**Records from a data source**.

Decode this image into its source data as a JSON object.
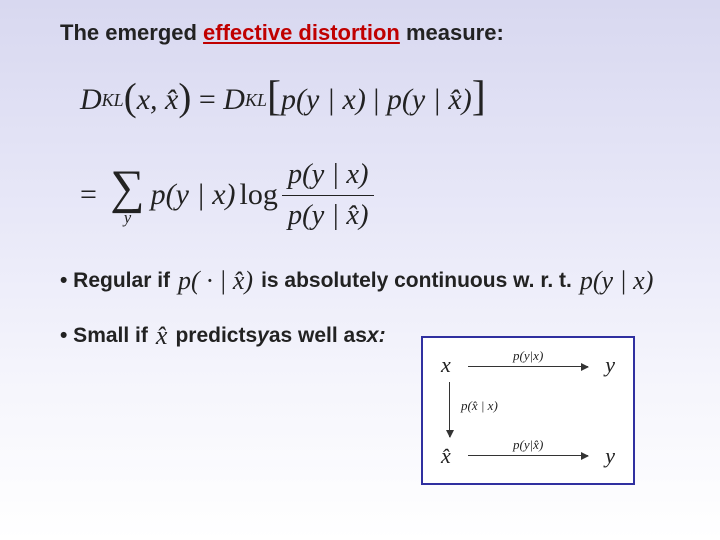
{
  "title": {
    "pre": "The emerged ",
    "highlight": "effective distortion",
    "post": " measure:"
  },
  "equation": {
    "lhs_func": "D",
    "lhs_sub": "KL",
    "lhs_arg": "x, x̂",
    "rhs1_func": "D",
    "rhs1_sub": "KL",
    "rhs1_arg_left": "p(y | x)",
    "rhs1_arg_right": "p(y | x̂)",
    "row2_sum_var": "y",
    "row2_factor": "p(y | x)",
    "row2_log": "log",
    "row2_num": "p(y | x)",
    "row2_den": "p(y | x̂)"
  },
  "bullet1": {
    "pre": "• Regular if ",
    "math": "p( · | x̂)",
    "post": " is absolutely continuous w. r. t. ",
    "math2": "p(y | x)"
  },
  "bullet2": {
    "pre": "• Small if ",
    "math": "x̂",
    "mid": " predicts ",
    "y": "y",
    "mid2": " as well as ",
    "x": "x:"
  },
  "diagram": {
    "x": "x",
    "y_top": "y",
    "xhat": "x̂",
    "y_bot": "y",
    "label_top": "p(y|x)",
    "label_left": "p(x̂ | x)",
    "label_bot": "p(y|x̂)"
  }
}
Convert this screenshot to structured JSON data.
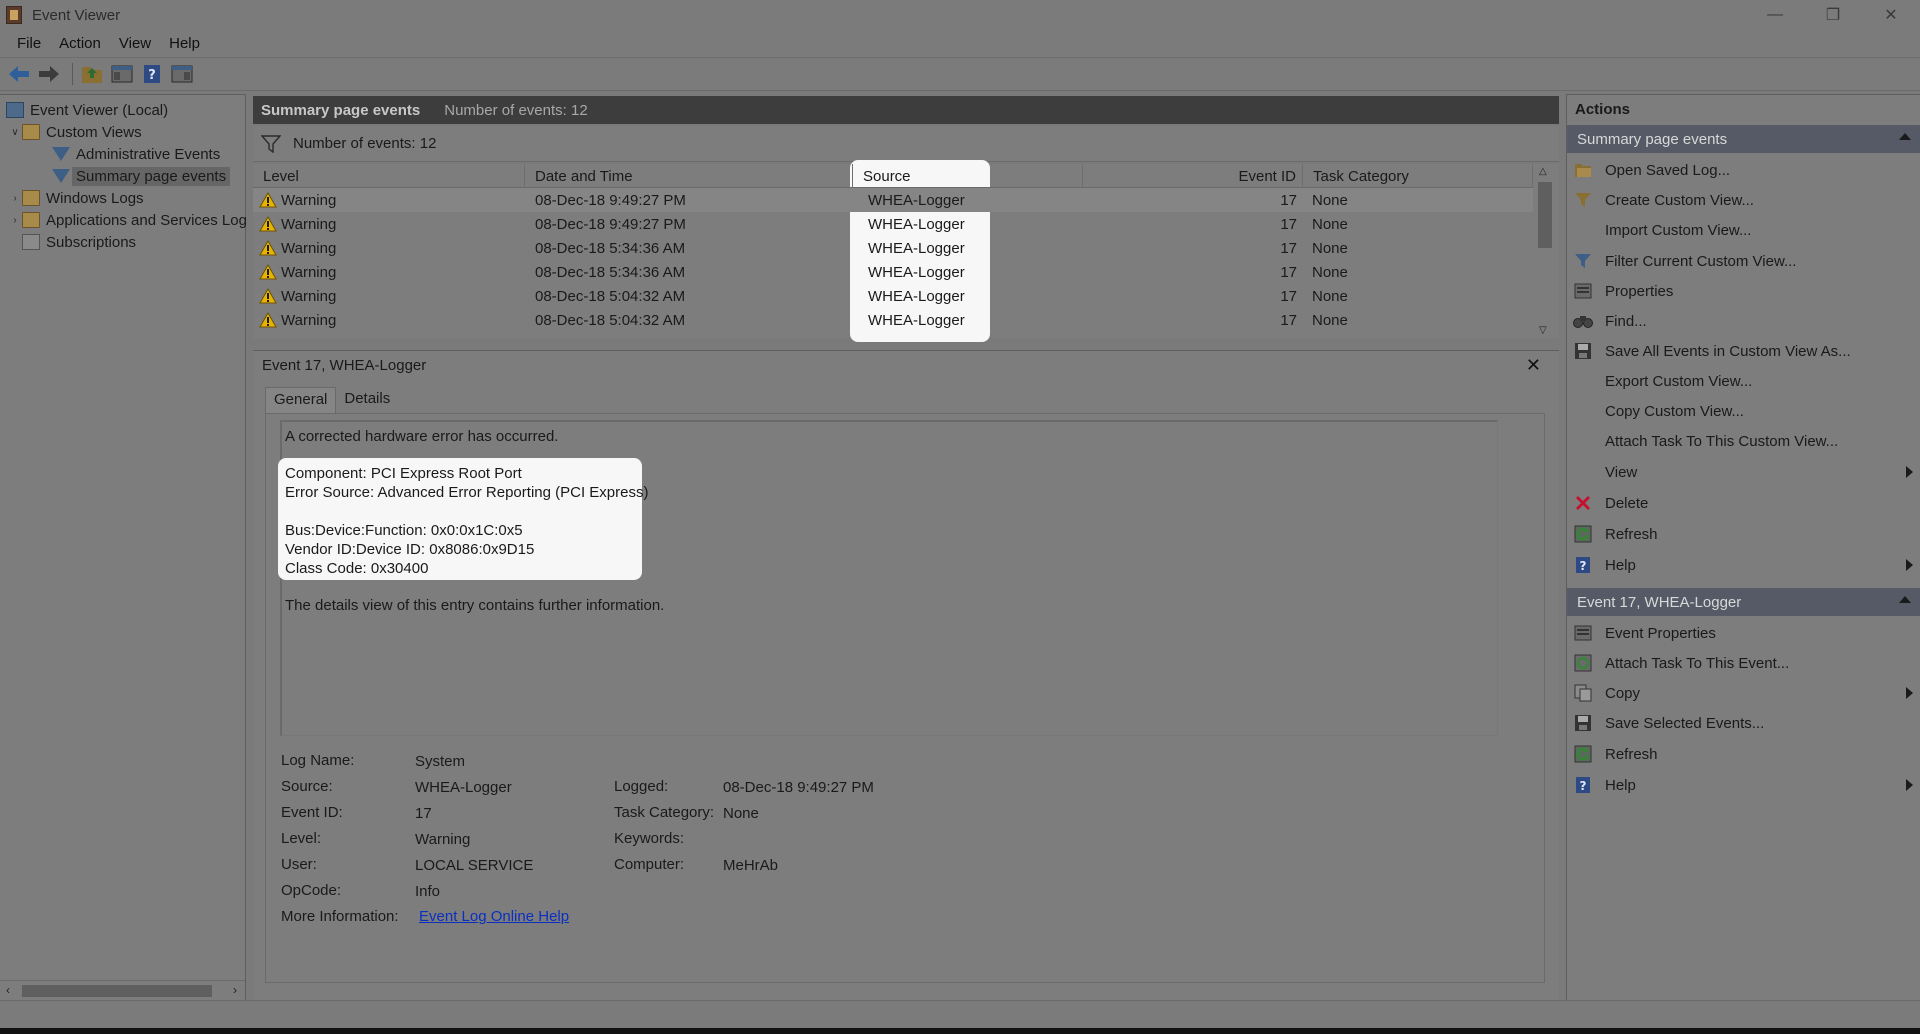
{
  "window": {
    "title": "Event Viewer",
    "controls": [
      "—",
      "❐",
      "✕"
    ]
  },
  "menu": [
    "File",
    "Action",
    "View",
    "Help"
  ],
  "tree": {
    "root": "Event Viewer (Local)",
    "custom_views": "Custom Views",
    "admin_events": "Administrative Events",
    "summary_events": "Summary page events",
    "windows_logs": "Windows Logs",
    "apps_services": "Applications and Services Log",
    "subscriptions": "Subscriptions"
  },
  "center": {
    "title": "Summary page events",
    "count_header": "Number of events: 12",
    "filter_count": "Number of events: 12"
  },
  "table": {
    "columns": [
      "Level",
      "Date and Time",
      "Source",
      "Event ID",
      "Task Category"
    ],
    "rows": [
      {
        "level": "Warning",
        "date": "08-Dec-18 9:49:27 PM",
        "source": "WHEA-Logger",
        "event_id": "17",
        "task": "None"
      },
      {
        "level": "Warning",
        "date": "08-Dec-18 9:49:27 PM",
        "source": "WHEA-Logger",
        "event_id": "17",
        "task": "None"
      },
      {
        "level": "Warning",
        "date": "08-Dec-18 5:34:36 AM",
        "source": "WHEA-Logger",
        "event_id": "17",
        "task": "None"
      },
      {
        "level": "Warning",
        "date": "08-Dec-18 5:34:36 AM",
        "source": "WHEA-Logger",
        "event_id": "17",
        "task": "None"
      },
      {
        "level": "Warning",
        "date": "08-Dec-18 5:04:32 AM",
        "source": "WHEA-Logger",
        "event_id": "17",
        "task": "None"
      },
      {
        "level": "Warning",
        "date": "08-Dec-18 5:04:32 AM",
        "source": "WHEA-Logger",
        "event_id": "17",
        "task": "None"
      }
    ]
  },
  "detail": {
    "header": "Event 17, WHEA-Logger",
    "tabs": [
      "General",
      "Details"
    ],
    "description": [
      "A corrected hardware error has occurred.",
      "Component: PCI Express Root Port",
      "Error Source: Advanced Error Reporting (PCI Express)",
      "Bus:Device:Function: 0x0:0x1C:0x5",
      "Vendor ID:Device ID: 0x8086:0x9D15",
      "Class Code: 0x30400",
      "The details view of this entry contains further information."
    ],
    "props": {
      "log_name_label": "Log Name:",
      "log_name": "System",
      "source_label": "Source:",
      "source": "WHEA-Logger",
      "logged_label": "Logged:",
      "logged": "08-Dec-18 9:49:27 PM",
      "event_id_label": "Event ID:",
      "event_id": "17",
      "task_category_label": "Task Category:",
      "task_category": "None",
      "level_label": "Level:",
      "level": "Warning",
      "keywords_label": "Keywords:",
      "keywords": "",
      "user_label": "User:",
      "user": "LOCAL SERVICE",
      "computer_label": "Computer:",
      "computer": "MeHrAb",
      "opcode_label": "OpCode:",
      "opcode": "Info",
      "more_info_label": "More Information:",
      "more_info_link": "Event Log Online Help"
    }
  },
  "actions": {
    "title": "Actions",
    "section1": "Summary page events",
    "items1": [
      "Open Saved Log...",
      "Create Custom View...",
      "Import Custom View...",
      "Filter Current Custom View...",
      "Properties",
      "Find...",
      "Save All Events in Custom View As...",
      "Export Custom View...",
      "Copy Custom View...",
      "Attach Task To This Custom View...",
      "View",
      "Delete",
      "Refresh",
      "Help"
    ],
    "section2": "Event 17, WHEA-Logger",
    "items2": [
      "Event Properties",
      "Attach Task To This Event...",
      "Copy",
      "Save Selected Events...",
      "Refresh",
      "Help"
    ]
  },
  "colors": {
    "highlight": "#f7f7f7",
    "section_header": "#555a66",
    "link": "#0b2fbf",
    "warning": "#e8b400",
    "delete": "#c8102e"
  }
}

**Task statement**.
In the entries above, find each line with the word "Device" and copy it.

**Correct output**.
      "Bus:Device:Function: 0x0:0x1C:0x5",
      "Vendor ID:Device ID: 0x8086:0x9D15",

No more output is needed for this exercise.